» Available records:
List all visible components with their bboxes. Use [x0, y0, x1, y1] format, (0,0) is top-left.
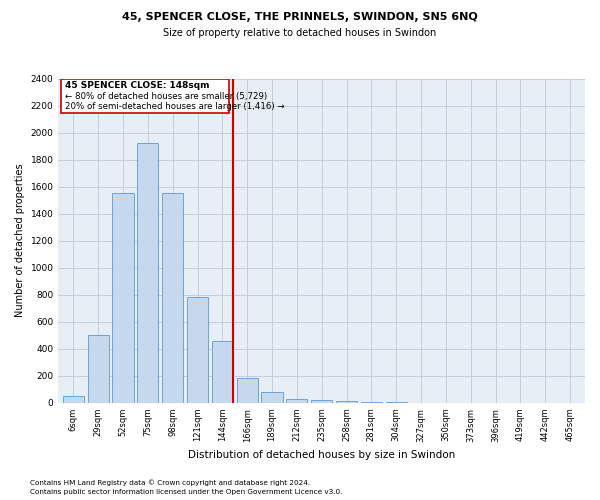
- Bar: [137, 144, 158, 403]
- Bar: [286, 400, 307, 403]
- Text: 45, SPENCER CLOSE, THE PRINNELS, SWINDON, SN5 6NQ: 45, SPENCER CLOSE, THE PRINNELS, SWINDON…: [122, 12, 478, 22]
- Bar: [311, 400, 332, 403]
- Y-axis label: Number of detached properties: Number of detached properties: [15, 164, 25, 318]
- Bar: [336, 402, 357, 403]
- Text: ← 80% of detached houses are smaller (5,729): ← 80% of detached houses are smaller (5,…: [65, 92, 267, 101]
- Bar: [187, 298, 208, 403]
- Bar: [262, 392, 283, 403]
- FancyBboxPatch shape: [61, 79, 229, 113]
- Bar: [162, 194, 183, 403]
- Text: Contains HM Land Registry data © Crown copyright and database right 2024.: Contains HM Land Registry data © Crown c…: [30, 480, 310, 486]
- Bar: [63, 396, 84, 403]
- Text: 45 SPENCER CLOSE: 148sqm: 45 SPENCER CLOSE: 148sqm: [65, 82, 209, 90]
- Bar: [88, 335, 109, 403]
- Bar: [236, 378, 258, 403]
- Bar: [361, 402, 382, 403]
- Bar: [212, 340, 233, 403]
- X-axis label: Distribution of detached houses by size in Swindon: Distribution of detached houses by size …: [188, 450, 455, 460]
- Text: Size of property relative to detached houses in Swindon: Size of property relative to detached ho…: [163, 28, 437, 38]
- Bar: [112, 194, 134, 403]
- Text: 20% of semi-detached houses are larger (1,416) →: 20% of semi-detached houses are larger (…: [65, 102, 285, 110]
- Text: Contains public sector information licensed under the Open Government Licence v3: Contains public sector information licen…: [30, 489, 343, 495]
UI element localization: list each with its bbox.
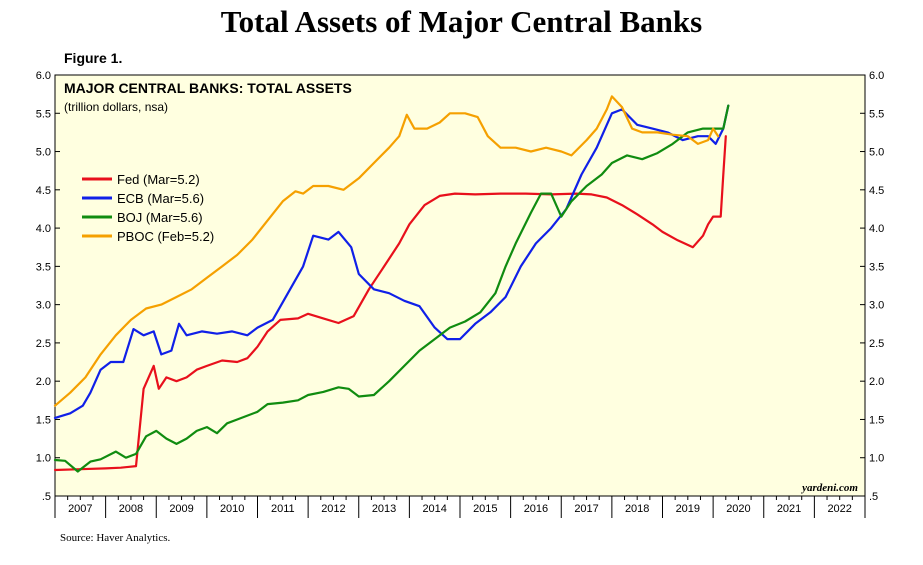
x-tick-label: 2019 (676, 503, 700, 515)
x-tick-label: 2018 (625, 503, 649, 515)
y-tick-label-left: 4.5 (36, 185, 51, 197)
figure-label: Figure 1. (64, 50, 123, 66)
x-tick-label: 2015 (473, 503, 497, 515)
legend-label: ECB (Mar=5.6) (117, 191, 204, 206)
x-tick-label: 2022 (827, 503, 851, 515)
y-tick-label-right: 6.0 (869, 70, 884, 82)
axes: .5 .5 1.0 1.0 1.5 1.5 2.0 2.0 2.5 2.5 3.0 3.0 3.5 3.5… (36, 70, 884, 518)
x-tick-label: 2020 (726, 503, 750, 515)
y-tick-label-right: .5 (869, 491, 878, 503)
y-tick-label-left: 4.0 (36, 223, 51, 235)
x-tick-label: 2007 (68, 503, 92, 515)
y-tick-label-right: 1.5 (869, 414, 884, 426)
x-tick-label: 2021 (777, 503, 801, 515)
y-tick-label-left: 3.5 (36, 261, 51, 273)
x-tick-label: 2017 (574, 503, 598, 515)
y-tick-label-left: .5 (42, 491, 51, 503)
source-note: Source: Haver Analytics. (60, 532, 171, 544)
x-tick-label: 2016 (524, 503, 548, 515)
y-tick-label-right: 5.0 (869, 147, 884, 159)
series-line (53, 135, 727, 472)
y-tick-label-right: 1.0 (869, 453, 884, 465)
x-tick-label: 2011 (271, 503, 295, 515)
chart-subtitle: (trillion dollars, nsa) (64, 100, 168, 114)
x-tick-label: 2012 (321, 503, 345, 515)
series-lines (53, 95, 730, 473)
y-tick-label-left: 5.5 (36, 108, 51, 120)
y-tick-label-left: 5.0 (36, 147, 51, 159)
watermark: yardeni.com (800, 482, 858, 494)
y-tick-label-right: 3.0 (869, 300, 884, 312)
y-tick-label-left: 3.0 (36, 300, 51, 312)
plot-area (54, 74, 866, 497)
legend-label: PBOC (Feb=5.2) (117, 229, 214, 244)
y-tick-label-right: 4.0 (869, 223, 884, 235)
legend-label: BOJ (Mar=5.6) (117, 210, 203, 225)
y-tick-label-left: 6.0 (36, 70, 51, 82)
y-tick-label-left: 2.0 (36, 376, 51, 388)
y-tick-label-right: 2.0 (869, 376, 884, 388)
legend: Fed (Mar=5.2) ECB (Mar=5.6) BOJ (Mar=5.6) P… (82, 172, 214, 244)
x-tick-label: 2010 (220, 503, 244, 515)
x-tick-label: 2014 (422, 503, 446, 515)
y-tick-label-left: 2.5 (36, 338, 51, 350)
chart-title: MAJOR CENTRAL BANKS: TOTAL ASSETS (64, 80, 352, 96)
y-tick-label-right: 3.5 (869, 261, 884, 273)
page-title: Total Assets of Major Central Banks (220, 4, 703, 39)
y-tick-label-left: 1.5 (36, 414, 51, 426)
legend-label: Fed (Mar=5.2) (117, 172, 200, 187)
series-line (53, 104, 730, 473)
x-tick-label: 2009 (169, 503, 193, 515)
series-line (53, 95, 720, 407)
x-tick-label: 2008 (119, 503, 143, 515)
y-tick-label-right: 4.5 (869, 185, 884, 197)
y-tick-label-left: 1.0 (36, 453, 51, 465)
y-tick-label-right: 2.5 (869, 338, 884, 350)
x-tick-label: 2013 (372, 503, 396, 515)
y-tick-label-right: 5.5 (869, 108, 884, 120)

» What is expected: List the lines of the records, from the line with "x-tick-label: 2019 (676, 503, 700, 515)" to the line with "x-tick-label: 2016 (524, 503, 548, 515)" (both included), as a JSON list of strings, one string per line, with blank lines left out.

» Result:
[
  "x-tick-label: 2019 (676, 503, 700, 515)",
  "x-tick-label: 2018 (625, 503, 649, 515)",
  "y-tick-label-left: 4.5 (36, 185, 51, 197)",
  "figure-label: Figure 1. (64, 50, 123, 66)",
  "x-tick-label: 2015 (473, 503, 497, 515)",
  "legend-label: ECB (Mar=5.6) (117, 191, 204, 206)",
  "x-tick-label: 2022 (827, 503, 851, 515)",
  "y-tick-label-right: 6.0 (869, 70, 884, 82)",
  "axes: .5 .5 1.0 1.0 1.5 1.5 2.0 2.0 2.5 2.5 3.0 3.0 3.5 3.5… (36, 70, 884, 518)",
  "x-tick-label: 2020 (726, 503, 750, 515)",
  "y-tick-label-right: .5 (869, 491, 878, 503)",
  "y-tick-label-left: 4.0 (36, 223, 51, 235)",
  "x-tick-label: 2007 (68, 503, 92, 515)",
  "y-tick-label-right: 1.5 (869, 414, 884, 426)",
  "x-tick-label: 2021 (777, 503, 801, 515)",
  "y-tick-label-left: 3.5 (36, 261, 51, 273)",
  "x-tick-label: 2017 (574, 503, 598, 515)",
  "y-tick-label-left: .5 (42, 491, 51, 503)",
  "source-note: Source: Haver Analytics. (60, 532, 171, 544)",
  "x-tick-label: 2016 (524, 503, 548, 515)"
]